**Information supplied:**
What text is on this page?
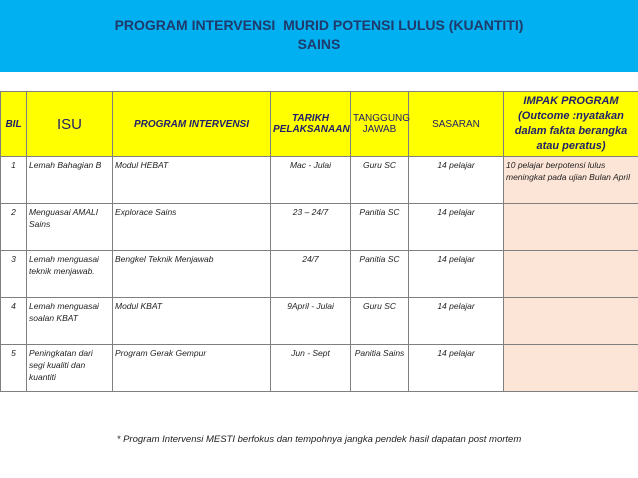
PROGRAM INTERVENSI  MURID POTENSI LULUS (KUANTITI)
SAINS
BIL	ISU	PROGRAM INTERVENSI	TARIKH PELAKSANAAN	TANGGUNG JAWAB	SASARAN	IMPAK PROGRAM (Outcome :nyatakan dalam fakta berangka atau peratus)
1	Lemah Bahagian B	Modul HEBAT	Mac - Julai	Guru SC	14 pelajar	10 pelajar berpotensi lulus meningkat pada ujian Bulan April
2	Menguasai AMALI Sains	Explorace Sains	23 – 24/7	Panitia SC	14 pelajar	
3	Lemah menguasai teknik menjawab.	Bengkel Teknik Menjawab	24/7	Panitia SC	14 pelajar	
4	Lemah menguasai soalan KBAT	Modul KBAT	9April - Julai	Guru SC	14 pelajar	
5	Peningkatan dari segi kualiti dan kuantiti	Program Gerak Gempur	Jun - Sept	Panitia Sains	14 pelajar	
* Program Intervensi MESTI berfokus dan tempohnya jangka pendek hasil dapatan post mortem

---

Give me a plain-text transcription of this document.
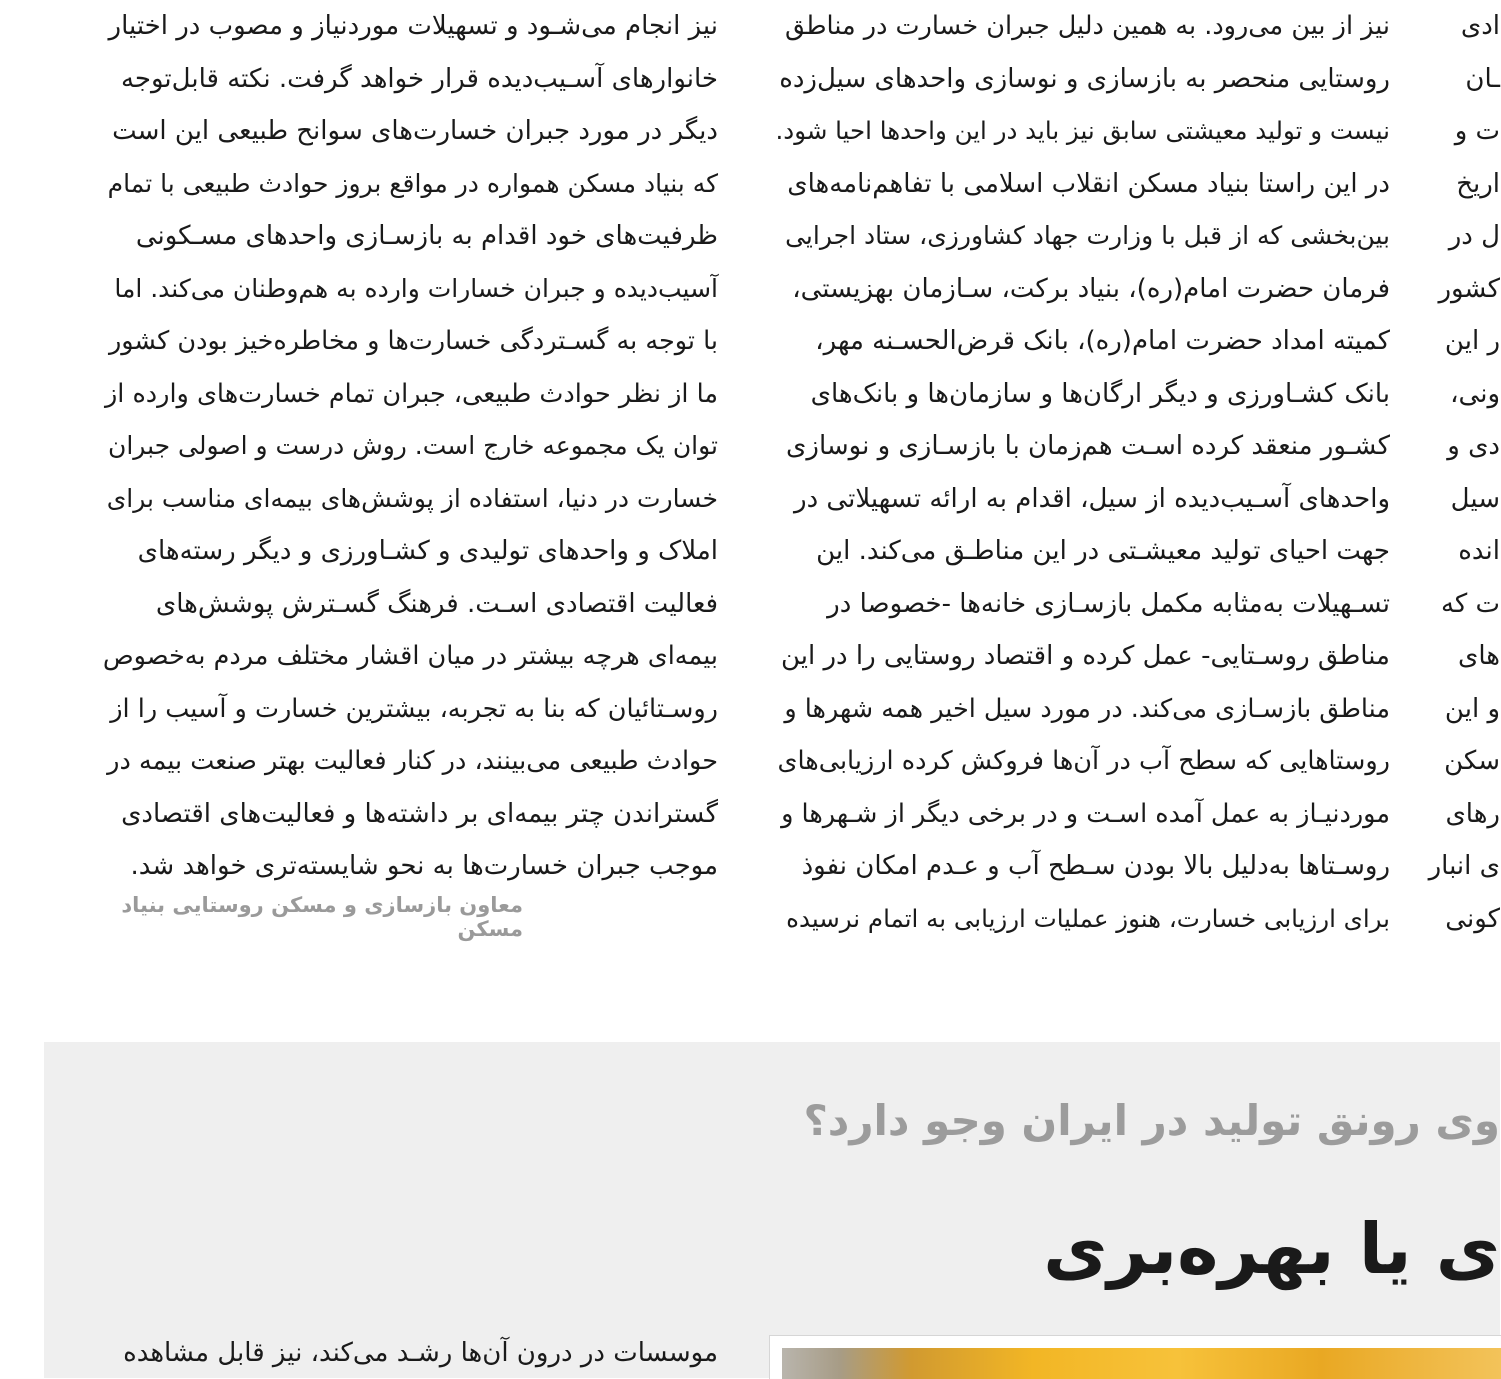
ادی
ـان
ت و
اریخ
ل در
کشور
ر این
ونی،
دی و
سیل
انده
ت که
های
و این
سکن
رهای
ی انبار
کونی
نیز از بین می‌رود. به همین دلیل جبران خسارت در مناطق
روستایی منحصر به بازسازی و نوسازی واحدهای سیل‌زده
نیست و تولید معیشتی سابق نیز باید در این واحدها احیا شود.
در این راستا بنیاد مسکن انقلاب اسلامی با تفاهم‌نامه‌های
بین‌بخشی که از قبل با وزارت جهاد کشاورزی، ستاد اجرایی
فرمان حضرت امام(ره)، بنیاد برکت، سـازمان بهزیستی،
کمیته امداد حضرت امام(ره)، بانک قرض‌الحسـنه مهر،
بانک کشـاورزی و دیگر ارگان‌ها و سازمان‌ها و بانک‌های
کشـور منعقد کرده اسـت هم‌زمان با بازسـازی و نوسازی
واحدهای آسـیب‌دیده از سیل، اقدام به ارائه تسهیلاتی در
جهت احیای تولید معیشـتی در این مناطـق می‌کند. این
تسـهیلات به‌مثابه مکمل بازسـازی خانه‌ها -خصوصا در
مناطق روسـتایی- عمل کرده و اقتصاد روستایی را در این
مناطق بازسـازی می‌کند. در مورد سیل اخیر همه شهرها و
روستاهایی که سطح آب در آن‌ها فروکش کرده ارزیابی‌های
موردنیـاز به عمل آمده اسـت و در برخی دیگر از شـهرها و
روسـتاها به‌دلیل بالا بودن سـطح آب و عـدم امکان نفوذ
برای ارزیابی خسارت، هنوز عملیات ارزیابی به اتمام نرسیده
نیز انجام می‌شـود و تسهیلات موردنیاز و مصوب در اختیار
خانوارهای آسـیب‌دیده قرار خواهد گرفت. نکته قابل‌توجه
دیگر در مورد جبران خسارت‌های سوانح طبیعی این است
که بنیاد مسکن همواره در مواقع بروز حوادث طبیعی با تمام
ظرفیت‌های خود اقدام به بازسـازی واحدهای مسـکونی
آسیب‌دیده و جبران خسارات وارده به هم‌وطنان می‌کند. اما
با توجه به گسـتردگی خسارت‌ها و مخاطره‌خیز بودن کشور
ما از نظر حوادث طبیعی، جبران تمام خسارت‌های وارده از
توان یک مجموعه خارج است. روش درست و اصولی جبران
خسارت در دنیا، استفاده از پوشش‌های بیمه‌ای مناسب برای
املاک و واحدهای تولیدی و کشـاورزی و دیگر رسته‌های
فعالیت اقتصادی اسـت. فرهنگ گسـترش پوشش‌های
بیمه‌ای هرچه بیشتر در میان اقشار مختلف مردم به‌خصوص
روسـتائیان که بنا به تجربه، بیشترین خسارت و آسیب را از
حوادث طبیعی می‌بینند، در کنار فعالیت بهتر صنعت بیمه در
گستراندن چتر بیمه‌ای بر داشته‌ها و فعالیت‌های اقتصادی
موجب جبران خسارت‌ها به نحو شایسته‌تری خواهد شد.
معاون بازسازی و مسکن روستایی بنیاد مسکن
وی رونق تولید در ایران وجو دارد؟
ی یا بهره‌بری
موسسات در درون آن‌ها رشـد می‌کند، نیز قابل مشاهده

...

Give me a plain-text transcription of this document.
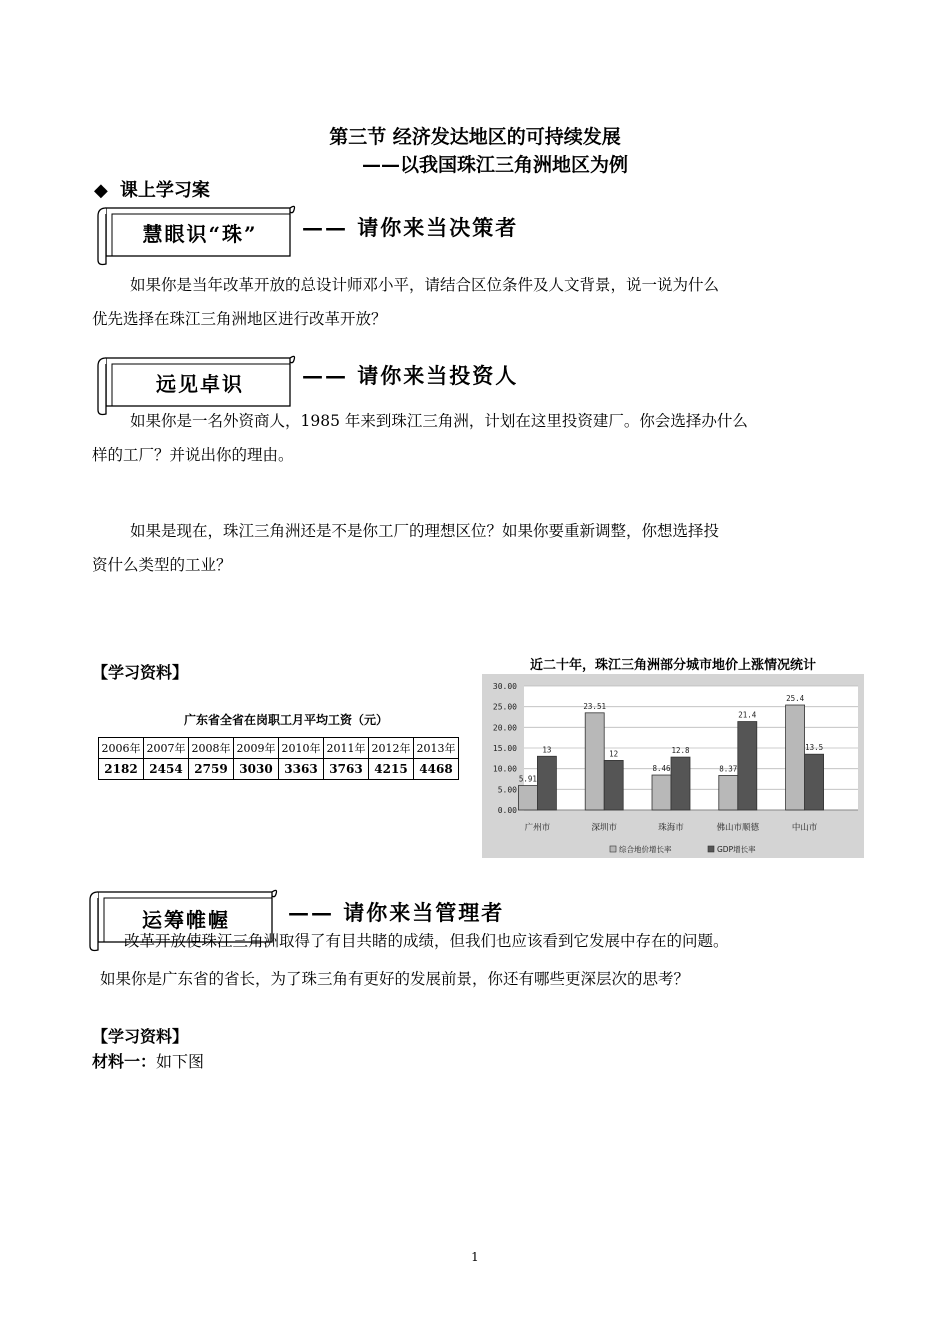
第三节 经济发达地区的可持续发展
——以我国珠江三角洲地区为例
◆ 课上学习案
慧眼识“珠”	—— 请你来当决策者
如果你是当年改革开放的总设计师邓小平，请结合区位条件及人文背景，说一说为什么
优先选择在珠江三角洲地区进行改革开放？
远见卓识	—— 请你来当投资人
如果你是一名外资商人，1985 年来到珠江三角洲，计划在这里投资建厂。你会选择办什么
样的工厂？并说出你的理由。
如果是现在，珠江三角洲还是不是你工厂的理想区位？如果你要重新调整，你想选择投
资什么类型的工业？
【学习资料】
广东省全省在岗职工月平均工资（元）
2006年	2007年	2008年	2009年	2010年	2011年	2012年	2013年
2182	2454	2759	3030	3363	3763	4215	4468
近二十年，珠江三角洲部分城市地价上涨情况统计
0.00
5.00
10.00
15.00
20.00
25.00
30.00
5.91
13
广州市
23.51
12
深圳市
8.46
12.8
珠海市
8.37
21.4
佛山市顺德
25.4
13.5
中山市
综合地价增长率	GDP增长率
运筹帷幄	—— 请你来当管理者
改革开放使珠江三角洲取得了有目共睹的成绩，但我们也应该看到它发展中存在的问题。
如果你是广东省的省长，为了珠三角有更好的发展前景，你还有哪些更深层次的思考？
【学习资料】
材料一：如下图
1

**Your instructions:**
Where a line holds "اسـت", copy that line.

**Solution to this exercise:**
کشـور منعقد کرده اسـت هم‌زمان با بازسـازی و نوسازی
موردنیـاز به عمل آمده اسـت و در برخی دیگر از شـهرها و
فعالیت اقتصادی اسـت. فرهنگ گسـترش پوشش‌های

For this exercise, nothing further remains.